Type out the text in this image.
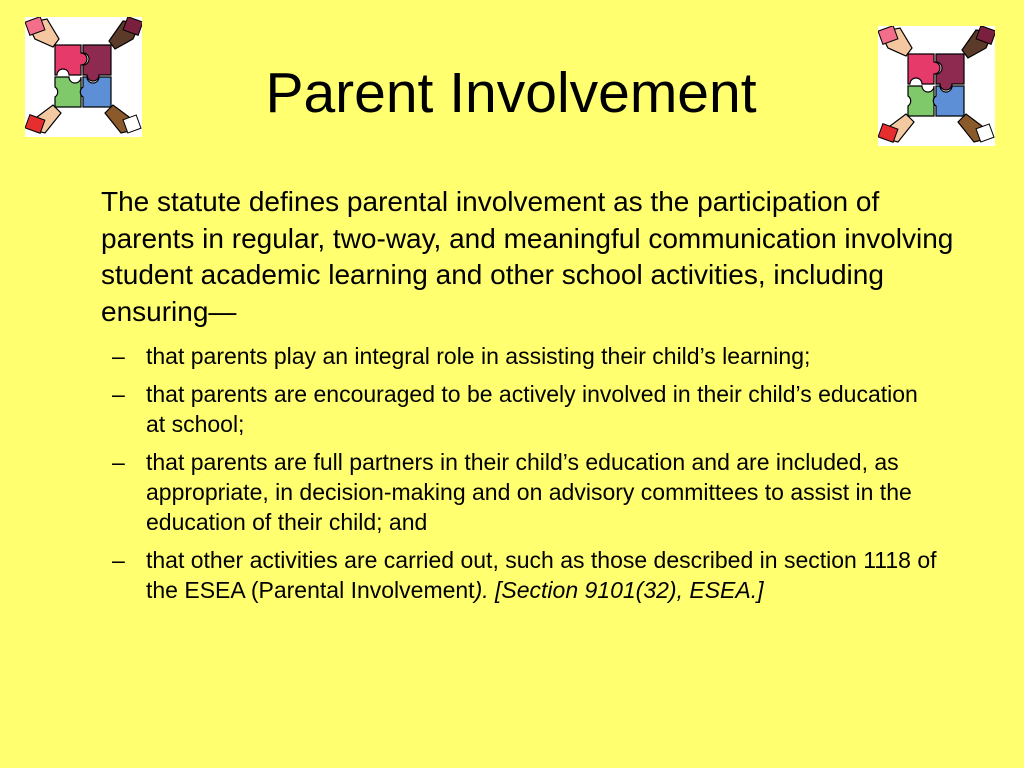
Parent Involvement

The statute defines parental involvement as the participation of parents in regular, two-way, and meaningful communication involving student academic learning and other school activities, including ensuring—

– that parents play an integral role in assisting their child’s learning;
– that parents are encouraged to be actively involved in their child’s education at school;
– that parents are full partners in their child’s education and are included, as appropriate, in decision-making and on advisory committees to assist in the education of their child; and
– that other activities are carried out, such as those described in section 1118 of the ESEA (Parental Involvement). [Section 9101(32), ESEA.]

= = = = =

Written request - Print out the material word for word, omitting the pictures.

Response -
Type out the text in this image.
Parent Involvement

The statute defines parental involvement as the participation of parents in regular, two-way, and meaningful communication involving student academic learning and other school activities, including ensuring—

– that parents play an integral role in assisting their child’s learning;
– that parents are encouraged to be actively involved in their child’s education at school;
– that parents are full partners in their child’s education and are included, as appropriate, in decision-making and on advisory committees to assist in the education of their child; and
– that other activities are carried out, such as those described in section 1118 of the ESEA (Parental Involvement). [Section 9101(32), ESEA.]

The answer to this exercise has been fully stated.